Wherever the word "Mississippi" appears in a line, extract that line.

» **Input for this task**
# # # #
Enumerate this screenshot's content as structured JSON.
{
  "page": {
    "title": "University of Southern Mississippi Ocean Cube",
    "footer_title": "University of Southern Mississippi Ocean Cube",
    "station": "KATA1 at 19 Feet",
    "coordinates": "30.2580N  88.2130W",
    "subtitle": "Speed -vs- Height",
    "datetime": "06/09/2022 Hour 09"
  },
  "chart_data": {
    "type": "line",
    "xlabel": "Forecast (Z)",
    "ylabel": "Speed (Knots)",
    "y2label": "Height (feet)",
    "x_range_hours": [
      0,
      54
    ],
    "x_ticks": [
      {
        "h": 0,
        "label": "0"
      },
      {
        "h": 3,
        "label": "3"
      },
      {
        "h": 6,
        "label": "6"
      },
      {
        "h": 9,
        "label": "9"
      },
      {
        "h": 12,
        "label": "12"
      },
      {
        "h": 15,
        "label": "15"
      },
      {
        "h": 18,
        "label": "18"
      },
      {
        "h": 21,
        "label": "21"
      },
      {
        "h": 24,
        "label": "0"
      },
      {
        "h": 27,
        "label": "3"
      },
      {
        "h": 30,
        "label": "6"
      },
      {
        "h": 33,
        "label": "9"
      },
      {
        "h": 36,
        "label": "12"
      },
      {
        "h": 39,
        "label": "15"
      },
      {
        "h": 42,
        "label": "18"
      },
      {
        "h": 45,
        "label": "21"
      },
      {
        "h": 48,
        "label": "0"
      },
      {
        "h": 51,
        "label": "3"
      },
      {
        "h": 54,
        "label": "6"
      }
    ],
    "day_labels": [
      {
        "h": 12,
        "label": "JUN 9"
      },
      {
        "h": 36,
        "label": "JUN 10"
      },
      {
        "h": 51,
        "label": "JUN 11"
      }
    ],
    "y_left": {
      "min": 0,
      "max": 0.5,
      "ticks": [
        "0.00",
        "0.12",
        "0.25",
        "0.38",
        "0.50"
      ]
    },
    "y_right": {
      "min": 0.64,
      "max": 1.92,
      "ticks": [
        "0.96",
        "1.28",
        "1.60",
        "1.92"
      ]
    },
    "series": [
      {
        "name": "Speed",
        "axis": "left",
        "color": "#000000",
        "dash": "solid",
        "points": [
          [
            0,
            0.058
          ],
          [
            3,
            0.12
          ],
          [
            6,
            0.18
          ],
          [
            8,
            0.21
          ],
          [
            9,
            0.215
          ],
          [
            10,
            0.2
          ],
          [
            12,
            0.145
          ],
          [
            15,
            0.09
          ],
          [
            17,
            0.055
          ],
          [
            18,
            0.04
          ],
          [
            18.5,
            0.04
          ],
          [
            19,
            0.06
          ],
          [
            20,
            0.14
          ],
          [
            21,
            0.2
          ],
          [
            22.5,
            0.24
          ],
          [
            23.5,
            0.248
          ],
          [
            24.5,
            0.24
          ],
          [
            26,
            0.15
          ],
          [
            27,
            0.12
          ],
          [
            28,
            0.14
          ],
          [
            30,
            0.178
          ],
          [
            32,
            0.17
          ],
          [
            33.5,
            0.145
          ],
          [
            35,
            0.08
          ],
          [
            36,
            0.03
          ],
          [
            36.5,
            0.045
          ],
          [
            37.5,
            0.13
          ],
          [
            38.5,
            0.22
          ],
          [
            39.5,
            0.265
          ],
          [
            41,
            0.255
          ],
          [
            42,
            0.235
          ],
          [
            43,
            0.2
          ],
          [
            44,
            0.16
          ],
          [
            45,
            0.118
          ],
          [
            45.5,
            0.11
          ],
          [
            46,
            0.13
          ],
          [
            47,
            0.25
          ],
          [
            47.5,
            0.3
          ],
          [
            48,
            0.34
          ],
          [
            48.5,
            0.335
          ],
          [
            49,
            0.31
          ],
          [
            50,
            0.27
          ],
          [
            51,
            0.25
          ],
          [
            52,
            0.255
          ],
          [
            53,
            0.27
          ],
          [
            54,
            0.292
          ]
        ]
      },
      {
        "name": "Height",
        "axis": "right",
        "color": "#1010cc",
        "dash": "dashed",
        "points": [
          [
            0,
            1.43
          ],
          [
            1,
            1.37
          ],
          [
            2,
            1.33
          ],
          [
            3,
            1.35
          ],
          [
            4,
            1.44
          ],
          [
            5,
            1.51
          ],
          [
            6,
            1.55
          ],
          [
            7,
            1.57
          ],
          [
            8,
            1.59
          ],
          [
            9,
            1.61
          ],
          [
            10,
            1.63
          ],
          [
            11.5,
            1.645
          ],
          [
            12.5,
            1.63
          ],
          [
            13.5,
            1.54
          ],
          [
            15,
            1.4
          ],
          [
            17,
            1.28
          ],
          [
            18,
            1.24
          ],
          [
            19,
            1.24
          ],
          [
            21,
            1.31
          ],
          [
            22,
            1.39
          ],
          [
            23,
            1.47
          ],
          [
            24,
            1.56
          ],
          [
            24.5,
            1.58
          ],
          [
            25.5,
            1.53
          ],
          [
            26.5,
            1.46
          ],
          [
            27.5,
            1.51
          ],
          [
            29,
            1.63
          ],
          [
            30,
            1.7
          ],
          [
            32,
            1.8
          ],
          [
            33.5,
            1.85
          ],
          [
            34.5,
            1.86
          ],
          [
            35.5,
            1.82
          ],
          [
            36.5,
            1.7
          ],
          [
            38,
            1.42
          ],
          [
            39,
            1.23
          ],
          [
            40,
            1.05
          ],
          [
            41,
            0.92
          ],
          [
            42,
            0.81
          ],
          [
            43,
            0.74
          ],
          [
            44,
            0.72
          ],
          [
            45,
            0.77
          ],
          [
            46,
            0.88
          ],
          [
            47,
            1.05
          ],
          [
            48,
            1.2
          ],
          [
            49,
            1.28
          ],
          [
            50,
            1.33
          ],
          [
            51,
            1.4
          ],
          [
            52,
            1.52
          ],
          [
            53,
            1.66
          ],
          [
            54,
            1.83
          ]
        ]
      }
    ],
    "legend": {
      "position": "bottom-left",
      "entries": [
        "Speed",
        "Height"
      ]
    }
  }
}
# # # #
» **The solution**
    "title": "University of Southern Mississippi Ocean Cube",
    "footer_title": "University of Southern Mississippi Ocean Cube",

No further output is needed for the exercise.